Records about charts and figures
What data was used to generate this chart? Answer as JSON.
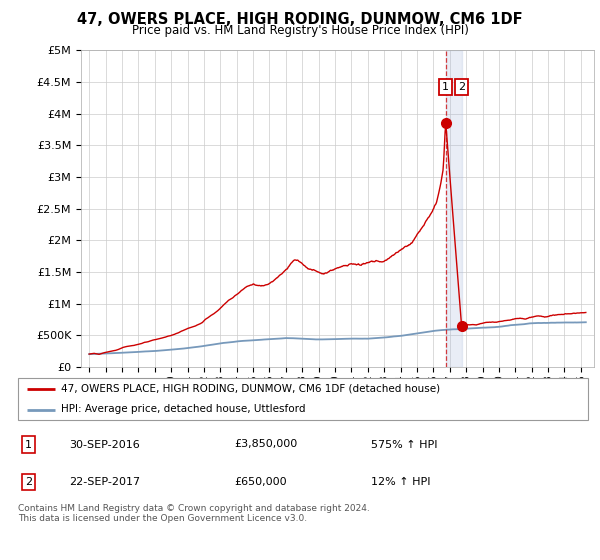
{
  "title": "47, OWERS PLACE, HIGH RODING, DUNMOW, CM6 1DF",
  "subtitle": "Price paid vs. HM Land Registry's House Price Index (HPI)",
  "legend_line1": "47, OWERS PLACE, HIGH RODING, DUNMOW, CM6 1DF (detached house)",
  "legend_line2": "HPI: Average price, detached house, Uttlesford",
  "transaction1_date": "30-SEP-2016",
  "transaction1_price": "£3,850,000",
  "transaction1_hpi": "575% ↑ HPI",
  "transaction2_date": "22-SEP-2017",
  "transaction2_price": "£650,000",
  "transaction2_hpi": "12% ↑ HPI",
  "footer": "Contains HM Land Registry data © Crown copyright and database right 2024.\nThis data is licensed under the Open Government Licence v3.0.",
  "red_color": "#cc0000",
  "blue_color": "#7799bb",
  "grid_color": "#cccccc",
  "marker_box_color": "#cc0000",
  "ylim": [
    0,
    5000000
  ],
  "yticks": [
    0,
    500000,
    1000000,
    1500000,
    2000000,
    2500000,
    3000000,
    3500000,
    4000000,
    4500000,
    5000000
  ],
  "ytick_labels": [
    "£0",
    "£500K",
    "£1M",
    "£1.5M",
    "£2M",
    "£2.5M",
    "£3M",
    "£3.5M",
    "£4M",
    "£4.5M",
    "£5M"
  ],
  "xlim_start": 1994.5,
  "xlim_end": 2025.8,
  "transaction1_x": 2016.75,
  "transaction2_x": 2017.72,
  "transaction1_y": 3850000,
  "transaction2_y": 650000,
  "red_anchors": [
    [
      1995.0,
      200000
    ],
    [
      1995.3,
      210000
    ],
    [
      1995.6,
      195000
    ],
    [
      1995.9,
      220000
    ],
    [
      1996.2,
      240000
    ],
    [
      1996.5,
      260000
    ],
    [
      1996.8,
      280000
    ],
    [
      1997.1,
      310000
    ],
    [
      1997.5,
      330000
    ],
    [
      1997.9,
      350000
    ],
    [
      1998.3,
      380000
    ],
    [
      1998.7,
      400000
    ],
    [
      1999.1,
      430000
    ],
    [
      1999.5,
      460000
    ],
    [
      1999.9,
      490000
    ],
    [
      2000.3,
      530000
    ],
    [
      2000.7,
      570000
    ],
    [
      2001.1,
      610000
    ],
    [
      2001.5,
      650000
    ],
    [
      2001.9,
      700000
    ],
    [
      2002.3,
      780000
    ],
    [
      2002.7,
      860000
    ],
    [
      2003.1,
      950000
    ],
    [
      2003.5,
      1050000
    ],
    [
      2003.9,
      1130000
    ],
    [
      2004.3,
      1200000
    ],
    [
      2004.7,
      1280000
    ],
    [
      2005.0,
      1320000
    ],
    [
      2005.3,
      1300000
    ],
    [
      2005.6,
      1280000
    ],
    [
      2005.9,
      1310000
    ],
    [
      2006.2,
      1360000
    ],
    [
      2006.5,
      1420000
    ],
    [
      2006.8,
      1500000
    ],
    [
      2007.1,
      1580000
    ],
    [
      2007.3,
      1650000
    ],
    [
      2007.5,
      1700000
    ],
    [
      2007.7,
      1680000
    ],
    [
      2008.0,
      1620000
    ],
    [
      2008.3,
      1560000
    ],
    [
      2008.6,
      1520000
    ],
    [
      2008.9,
      1490000
    ],
    [
      2009.2,
      1470000
    ],
    [
      2009.5,
      1490000
    ],
    [
      2009.8,
      1520000
    ],
    [
      2010.1,
      1550000
    ],
    [
      2010.4,
      1580000
    ],
    [
      2010.7,
      1600000
    ],
    [
      2011.0,
      1640000
    ],
    [
      2011.3,
      1620000
    ],
    [
      2011.6,
      1600000
    ],
    [
      2011.9,
      1620000
    ],
    [
      2012.2,
      1640000
    ],
    [
      2012.5,
      1650000
    ],
    [
      2012.8,
      1660000
    ],
    [
      2013.1,
      1700000
    ],
    [
      2013.5,
      1760000
    ],
    [
      2013.9,
      1820000
    ],
    [
      2014.3,
      1900000
    ],
    [
      2014.7,
      1980000
    ],
    [
      2015.0,
      2100000
    ],
    [
      2015.3,
      2200000
    ],
    [
      2015.6,
      2320000
    ],
    [
      2015.9,
      2450000
    ],
    [
      2016.2,
      2600000
    ],
    [
      2016.4,
      2800000
    ],
    [
      2016.6,
      3100000
    ],
    [
      2016.75,
      3850000
    ],
    [
      2017.72,
      650000
    ],
    [
      2018.0,
      660000
    ],
    [
      2018.3,
      670000
    ],
    [
      2018.6,
      665000
    ],
    [
      2018.9,
      680000
    ],
    [
      2019.2,
      690000
    ],
    [
      2019.5,
      700000
    ],
    [
      2019.8,
      710000
    ],
    [
      2020.1,
      720000
    ],
    [
      2020.4,
      730000
    ],
    [
      2020.7,
      740000
    ],
    [
      2021.0,
      760000
    ],
    [
      2021.3,
      770000
    ],
    [
      2021.6,
      760000
    ],
    [
      2021.9,
      780000
    ],
    [
      2022.2,
      790000
    ],
    [
      2022.5,
      800000
    ],
    [
      2022.8,
      790000
    ],
    [
      2023.1,
      810000
    ],
    [
      2023.5,
      820000
    ],
    [
      2023.9,
      830000
    ],
    [
      2024.3,
      840000
    ],
    [
      2024.7,
      850000
    ],
    [
      2025.3,
      860000
    ]
  ],
  "blue_anchors": [
    [
      1995.0,
      200000
    ],
    [
      1996.0,
      210000
    ],
    [
      1997.0,
      222000
    ],
    [
      1998.0,
      235000
    ],
    [
      1999.0,
      250000
    ],
    [
      2000.0,
      270000
    ],
    [
      2001.0,
      295000
    ],
    [
      2002.0,
      330000
    ],
    [
      2003.0,
      370000
    ],
    [
      2004.0,
      400000
    ],
    [
      2005.0,
      420000
    ],
    [
      2006.0,
      435000
    ],
    [
      2007.0,
      455000
    ],
    [
      2008.0,
      445000
    ],
    [
      2009.0,
      430000
    ],
    [
      2010.0,
      440000
    ],
    [
      2011.0,
      445000
    ],
    [
      2012.0,
      445000
    ],
    [
      2013.0,
      460000
    ],
    [
      2014.0,
      490000
    ],
    [
      2015.0,
      530000
    ],
    [
      2016.0,
      570000
    ],
    [
      2017.0,
      590000
    ],
    [
      2017.72,
      600000
    ],
    [
      2018.0,
      605000
    ],
    [
      2019.0,
      615000
    ],
    [
      2020.0,
      630000
    ],
    [
      2021.0,
      660000
    ],
    [
      2022.0,
      690000
    ],
    [
      2023.0,
      695000
    ],
    [
      2024.0,
      700000
    ],
    [
      2025.3,
      705000
    ]
  ]
}
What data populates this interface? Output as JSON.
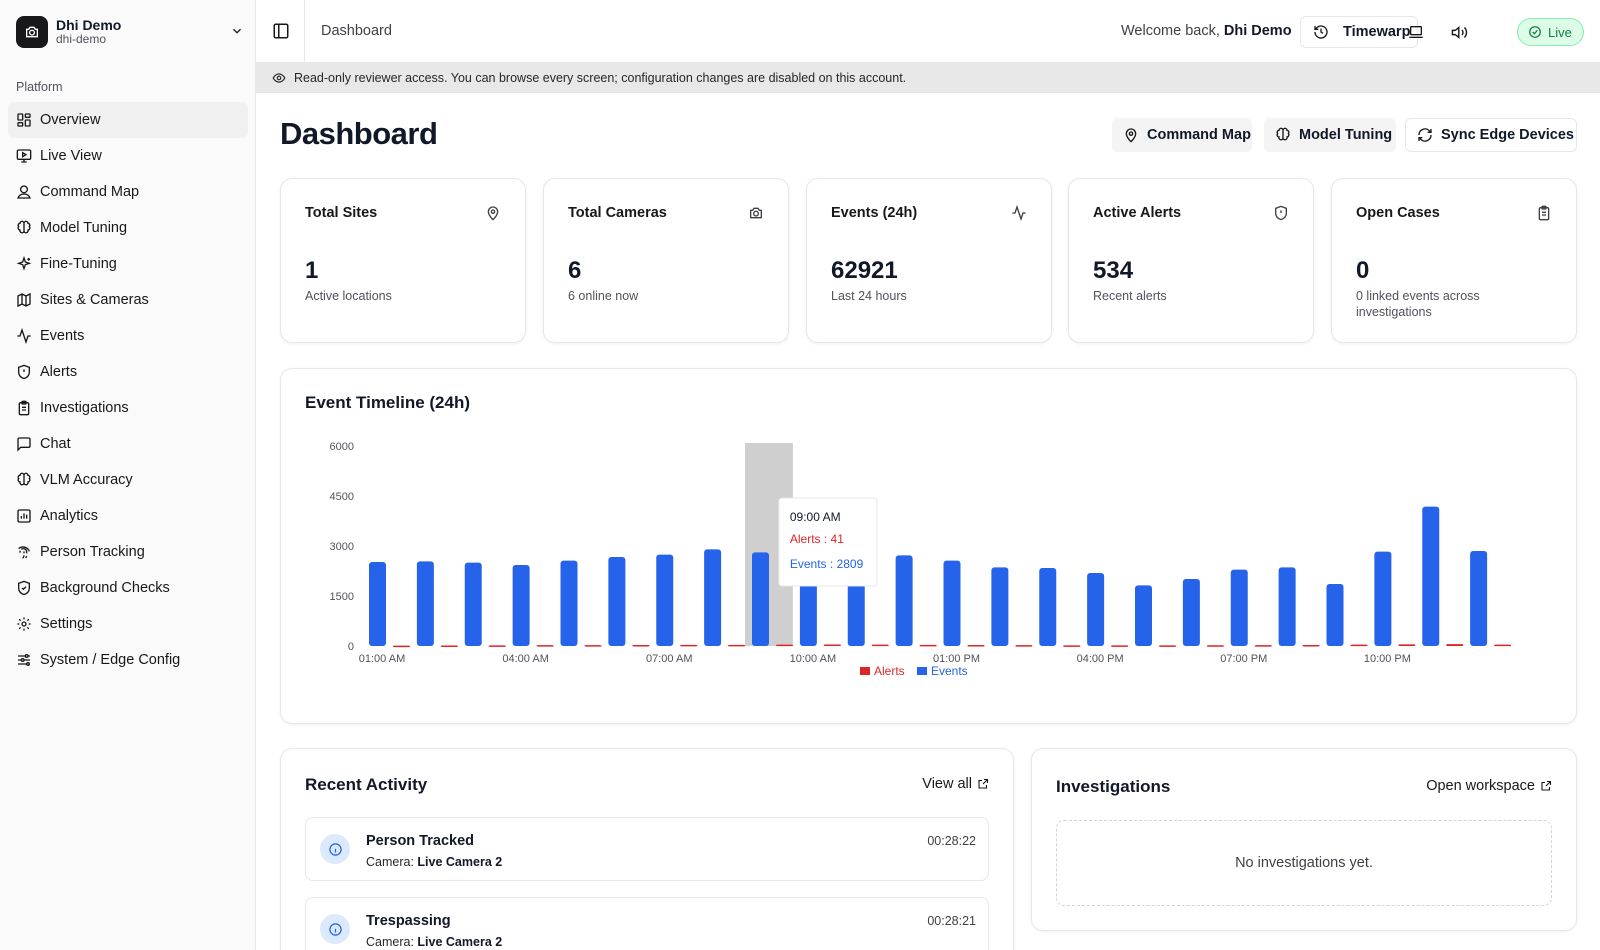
{
  "org": {
    "name": "Dhi Demo",
    "slug": "dhi-demo"
  },
  "sidebar": {
    "group_label": "Platform",
    "items": [
      {
        "label": "Overview",
        "icon": "grid-icon",
        "active": true
      },
      {
        "label": "Live View",
        "icon": "monitor-play-icon"
      },
      {
        "label": "Command Map",
        "icon": "user-pin-icon"
      },
      {
        "label": "Model Tuning",
        "icon": "brain-icon"
      },
      {
        "label": "Fine-Tuning",
        "icon": "sparkles-icon"
      },
      {
        "label": "Sites & Cameras",
        "icon": "map-icon"
      },
      {
        "label": "Events",
        "icon": "activity-icon"
      },
      {
        "label": "Alerts",
        "icon": "shield-alert-icon"
      },
      {
        "label": "Investigations",
        "icon": "clipboard-icon"
      },
      {
        "label": "Chat",
        "icon": "message-square-icon"
      },
      {
        "label": "VLM Accuracy",
        "icon": "brain-icon"
      },
      {
        "label": "Analytics",
        "icon": "chart-icon"
      },
      {
        "label": "Person Tracking",
        "icon": "fingerprint-icon"
      },
      {
        "label": "Background Checks",
        "icon": "shield-check-icon"
      },
      {
        "label": "Settings",
        "icon": "gear-icon"
      },
      {
        "label": "System / Edge Config",
        "icon": "sliders-icon"
      }
    ]
  },
  "header": {
    "breadcrumb": "Dashboard",
    "welcome_prefix": "Welcome back,",
    "welcome_name": "Dhi Demo",
    "timewarp_label": "Timewarp",
    "live_label": "Live"
  },
  "banner": {
    "text": "Read-only reviewer access. You can browse every screen; configuration changes are disabled on this account."
  },
  "page": {
    "title": "Dashboard",
    "actions": {
      "command_map": "Command Map",
      "model_tuning": "Model Tuning",
      "sync": "Sync Edge Devices"
    }
  },
  "stats": [
    {
      "title": "Total Sites",
      "value": "1",
      "sub": "Active locations",
      "icon": "map-pin-icon"
    },
    {
      "title": "Total Cameras",
      "value": "6",
      "sub": "6 online now",
      "icon": "camera-icon"
    },
    {
      "title": "Events (24h)",
      "value": "62921",
      "sub": "Last 24 hours",
      "icon": "activity-icon"
    },
    {
      "title": "Active Alerts",
      "value": "534",
      "sub": "Recent alerts",
      "icon": "shield-alert-icon"
    },
    {
      "title": "Open Cases",
      "value": "0",
      "sub": "0 linked events across investigations",
      "icon": "clipboard-icon"
    }
  ],
  "chart_card_title": "Event Timeline (24h)",
  "chart_data": {
    "type": "bar",
    "title": "Event Timeline (24h)",
    "ylim": [
      0,
      6000
    ],
    "yticks": [
      0,
      1500,
      3000,
      4500,
      6000
    ],
    "x_labels": [
      "01:00 AM",
      "04:00 AM",
      "07:00 AM",
      "10:00 AM",
      "01:00 PM",
      "04:00 PM",
      "07:00 PM",
      "10:00 PM"
    ],
    "categories": [
      "01:00 AM",
      "02:00 AM",
      "03:00 AM",
      "04:00 AM",
      "05:00 AM",
      "06:00 AM",
      "07:00 AM",
      "08:00 AM",
      "09:00 AM",
      "10:00 AM",
      "11:00 AM",
      "12:00 PM",
      "01:00 PM",
      "02:00 PM",
      "03:00 PM",
      "04:00 PM",
      "05:00 PM",
      "06:00 PM",
      "07:00 PM",
      "08:00 PM",
      "09:00 PM",
      "10:00 PM",
      "11:00 PM",
      "12:00 AM"
    ],
    "series": [
      {
        "name": "Alerts",
        "color": "#dc2626",
        "values": [
          10,
          15,
          20,
          25,
          28,
          30,
          32,
          35,
          41,
          45,
          40,
          35,
          30,
          25,
          20,
          18,
          20,
          22,
          25,
          30,
          40,
          50,
          55,
          40
        ]
      },
      {
        "name": "Events",
        "color": "#2563eb",
        "values": [
          2520,
          2540,
          2500,
          2430,
          2560,
          2670,
          2740,
          2900,
          2809,
          2830,
          2600,
          2720,
          2560,
          2360,
          2340,
          2190,
          1820,
          2010,
          2290,
          2360,
          1860,
          2830,
          4180,
          2850
        ]
      }
    ],
    "legend": "bottom-center",
    "tooltip": {
      "index": 8,
      "label": "09:00 AM",
      "alerts_text": "Alerts : 41",
      "events_text": "Events : 2809"
    }
  },
  "recent_activity": {
    "title": "Recent Activity",
    "link": "View all",
    "camera_prefix": "Camera:",
    "items": [
      {
        "title": "Person Tracked",
        "camera": "Live Camera 2",
        "time": "00:28:22"
      },
      {
        "title": "Trespassing",
        "camera": "Live Camera 2",
        "time": "00:28:21"
      }
    ]
  },
  "investigations": {
    "title": "Investigations",
    "link": "Open workspace",
    "empty": "No investigations yet."
  }
}
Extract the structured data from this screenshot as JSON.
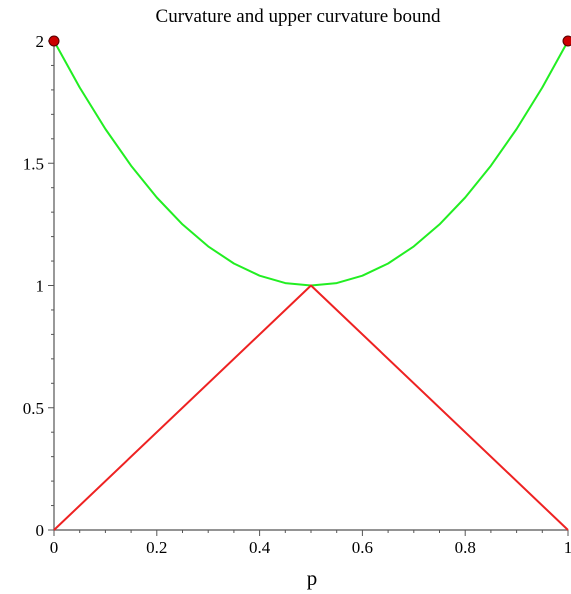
{
  "chart_data": {
    "type": "line",
    "title": "Curvature and upper curvature bound",
    "xlabel": "p",
    "ylabel": "",
    "xlim": [
      0,
      1
    ],
    "ylim": [
      0,
      2
    ],
    "grid": false,
    "x_ticks": [
      "0",
      "0.2",
      "0.4",
      "0.6",
      "0.8",
      "1"
    ],
    "y_ticks": [
      "0",
      "0.5",
      "1",
      "1.5",
      "2"
    ],
    "series": [
      {
        "color": "#22ee22",
        "x": [
          0,
          0.05,
          0.1,
          0.15,
          0.2,
          0.25,
          0.3,
          0.35,
          0.4,
          0.45,
          0.5,
          0.55,
          0.6,
          0.65,
          0.7,
          0.75,
          0.8,
          0.85,
          0.9,
          0.95,
          1
        ],
        "y": [
          2,
          1.81,
          1.64,
          1.49,
          1.36,
          1.25,
          1.16,
          1.09,
          1.04,
          1.01,
          1,
          1.01,
          1.04,
          1.09,
          1.16,
          1.25,
          1.36,
          1.49,
          1.64,
          1.81,
          2
        ]
      },
      {
        "color": "#ee2222",
        "x": [
          0,
          0.5,
          1
        ],
        "y": [
          0,
          1,
          0
        ]
      }
    ],
    "points": [
      {
        "x": 0,
        "y": 2,
        "color": "#cc0000"
      },
      {
        "x": 1,
        "y": 2,
        "color": "#cc0000"
      }
    ]
  }
}
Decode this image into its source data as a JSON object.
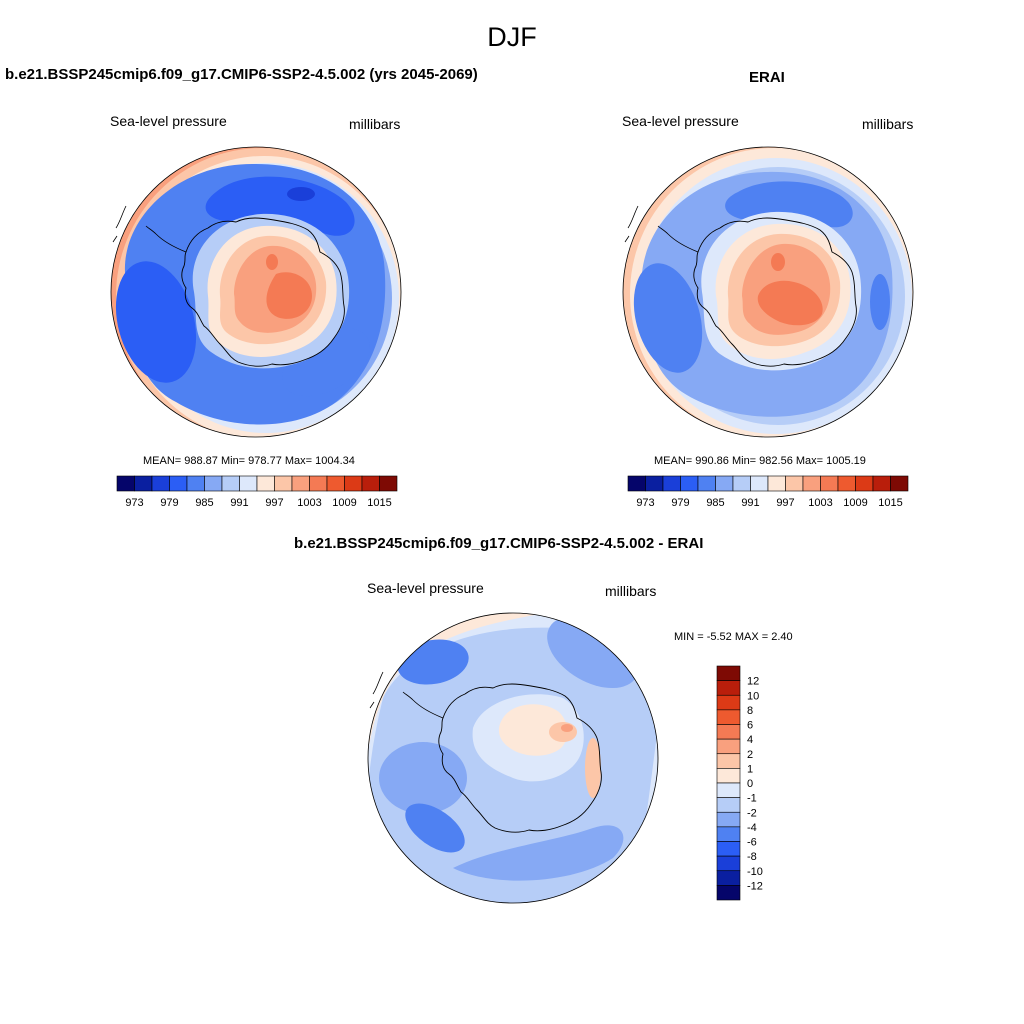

**The exercise**
Which lines contain "Person"? Show each of them.

**Final result**
        "label": "Person Tracking",
        "title": "Person Tracked",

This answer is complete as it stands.